#### INSTRUCTION
Leave out the pictures and transcribe the rest of the records exactly.

#### RECORD SET
^^^^

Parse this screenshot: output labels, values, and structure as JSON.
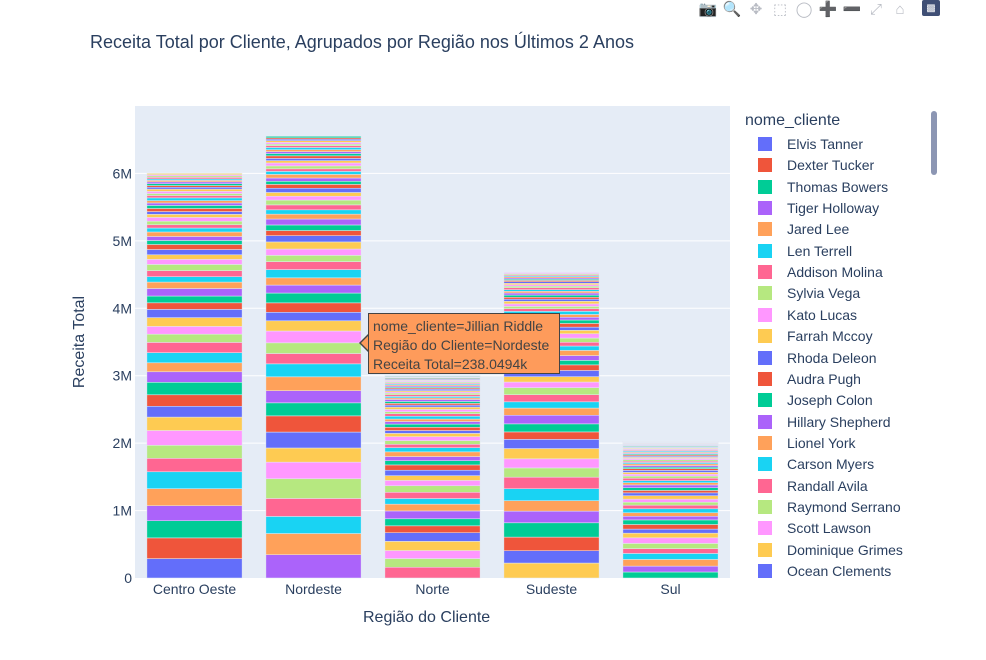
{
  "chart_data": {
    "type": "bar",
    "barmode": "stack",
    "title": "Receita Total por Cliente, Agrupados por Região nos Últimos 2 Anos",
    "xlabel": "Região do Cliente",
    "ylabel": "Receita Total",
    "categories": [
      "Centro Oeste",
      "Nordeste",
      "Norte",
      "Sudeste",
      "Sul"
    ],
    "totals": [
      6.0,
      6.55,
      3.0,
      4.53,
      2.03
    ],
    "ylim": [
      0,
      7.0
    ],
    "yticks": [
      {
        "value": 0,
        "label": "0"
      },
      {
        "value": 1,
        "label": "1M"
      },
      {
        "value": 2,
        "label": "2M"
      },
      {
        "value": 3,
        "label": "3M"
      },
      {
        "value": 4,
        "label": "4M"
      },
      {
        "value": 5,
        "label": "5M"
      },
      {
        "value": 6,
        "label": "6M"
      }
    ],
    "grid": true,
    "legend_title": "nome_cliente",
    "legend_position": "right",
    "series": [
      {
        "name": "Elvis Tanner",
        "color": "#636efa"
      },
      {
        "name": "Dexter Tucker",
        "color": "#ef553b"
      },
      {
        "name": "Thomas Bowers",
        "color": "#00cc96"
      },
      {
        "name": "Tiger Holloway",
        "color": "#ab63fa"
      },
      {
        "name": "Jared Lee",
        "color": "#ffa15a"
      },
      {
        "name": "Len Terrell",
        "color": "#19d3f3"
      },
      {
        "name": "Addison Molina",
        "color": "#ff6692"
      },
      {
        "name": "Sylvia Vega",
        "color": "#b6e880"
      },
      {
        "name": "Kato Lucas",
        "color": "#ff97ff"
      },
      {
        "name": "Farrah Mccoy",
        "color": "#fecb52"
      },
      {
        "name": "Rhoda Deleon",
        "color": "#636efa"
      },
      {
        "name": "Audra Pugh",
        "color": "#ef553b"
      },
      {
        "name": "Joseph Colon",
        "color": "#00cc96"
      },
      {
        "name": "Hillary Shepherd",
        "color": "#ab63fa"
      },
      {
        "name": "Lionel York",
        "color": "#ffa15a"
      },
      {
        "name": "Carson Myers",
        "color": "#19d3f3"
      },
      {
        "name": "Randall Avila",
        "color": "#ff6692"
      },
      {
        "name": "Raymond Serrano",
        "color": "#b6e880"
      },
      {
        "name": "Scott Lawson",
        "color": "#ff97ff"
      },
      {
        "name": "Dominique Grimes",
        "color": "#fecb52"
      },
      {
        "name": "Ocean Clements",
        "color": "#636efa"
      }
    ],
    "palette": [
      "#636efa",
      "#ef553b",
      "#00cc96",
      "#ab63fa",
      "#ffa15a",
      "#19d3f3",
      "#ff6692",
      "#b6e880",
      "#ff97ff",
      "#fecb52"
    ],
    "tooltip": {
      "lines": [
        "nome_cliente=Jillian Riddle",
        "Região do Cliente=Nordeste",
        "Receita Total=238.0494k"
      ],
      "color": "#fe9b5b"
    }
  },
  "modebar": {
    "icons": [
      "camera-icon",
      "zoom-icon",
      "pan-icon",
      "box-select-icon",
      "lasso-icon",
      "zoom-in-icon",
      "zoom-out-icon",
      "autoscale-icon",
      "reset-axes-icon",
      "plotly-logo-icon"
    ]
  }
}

^^^^

#### SOLUTION FOR THIS EXERCISE
Parse this screenshot: output labels, values, and structure as JSON.
{
  "chart_data": {
    "type": "bar",
    "barmode": "stack",
    "title": "Receita Total por Cliente, Agrupados por Região nos Últimos 2 Anos",
    "xlabel": "Região do Cliente",
    "ylabel": "Receita Total",
    "categories": [
      "Centro Oeste",
      "Nordeste",
      "Norte",
      "Sudeste",
      "Sul"
    ],
    "totals": [
      6.0,
      6.55,
      3.0,
      4.53,
      2.03
    ],
    "ylim": [
      0,
      7.0
    ],
    "yticks": [
      {
        "value": 0,
        "label": "0"
      },
      {
        "value": 1,
        "label": "1M"
      },
      {
        "value": 2,
        "label": "2M"
      },
      {
        "value": 3,
        "label": "3M"
      },
      {
        "value": 4,
        "label": "4M"
      },
      {
        "value": 5,
        "label": "5M"
      },
      {
        "value": 6,
        "label": "6M"
      }
    ],
    "grid": true,
    "legend_title": "nome_cliente",
    "legend_position": "right",
    "series": [
      {
        "name": "Elvis Tanner",
        "color": "#636efa"
      },
      {
        "name": "Dexter Tucker",
        "color": "#ef553b"
      },
      {
        "name": "Thomas Bowers",
        "color": "#00cc96"
      },
      {
        "name": "Tiger Holloway",
        "color": "#ab63fa"
      },
      {
        "name": "Jared Lee",
        "color": "#ffa15a"
      },
      {
        "name": "Len Terrell",
        "color": "#19d3f3"
      },
      {
        "name": "Addison Molina",
        "color": "#ff6692"
      },
      {
        "name": "Sylvia Vega",
        "color": "#b6e880"
      },
      {
        "name": "Kato Lucas",
        "color": "#ff97ff"
      },
      {
        "name": "Farrah Mccoy",
        "color": "#fecb52"
      },
      {
        "name": "Rhoda Deleon",
        "color": "#636efa"
      },
      {
        "name": "Audra Pugh",
        "color": "#ef553b"
      },
      {
        "name": "Joseph Colon",
        "color": "#00cc96"
      },
      {
        "name": "Hillary Shepherd",
        "color": "#ab63fa"
      },
      {
        "name": "Lionel York",
        "color": "#ffa15a"
      },
      {
        "name": "Carson Myers",
        "color": "#19d3f3"
      },
      {
        "name": "Randall Avila",
        "color": "#ff6692"
      },
      {
        "name": "Raymond Serrano",
        "color": "#b6e880"
      },
      {
        "name": "Scott Lawson",
        "color": "#ff97ff"
      },
      {
        "name": "Dominique Grimes",
        "color": "#fecb52"
      },
      {
        "name": "Ocean Clements",
        "color": "#636efa"
      }
    ],
    "palette": [
      "#636efa",
      "#ef553b",
      "#00cc96",
      "#ab63fa",
      "#ffa15a",
      "#19d3f3",
      "#ff6692",
      "#b6e880",
      "#ff97ff",
      "#fecb52"
    ],
    "tooltip": {
      "lines": [
        "nome_cliente=Jillian Riddle",
        "Região do Cliente=Nordeste",
        "Receita Total=238.0494k"
      ],
      "color": "#fe9b5b"
    }
  },
  "modebar": {
    "icons": [
      "camera-icon",
      "zoom-icon",
      "pan-icon",
      "box-select-icon",
      "lasso-icon",
      "zoom-in-icon",
      "zoom-out-icon",
      "autoscale-icon",
      "reset-axes-icon",
      "plotly-logo-icon"
    ]
  }
}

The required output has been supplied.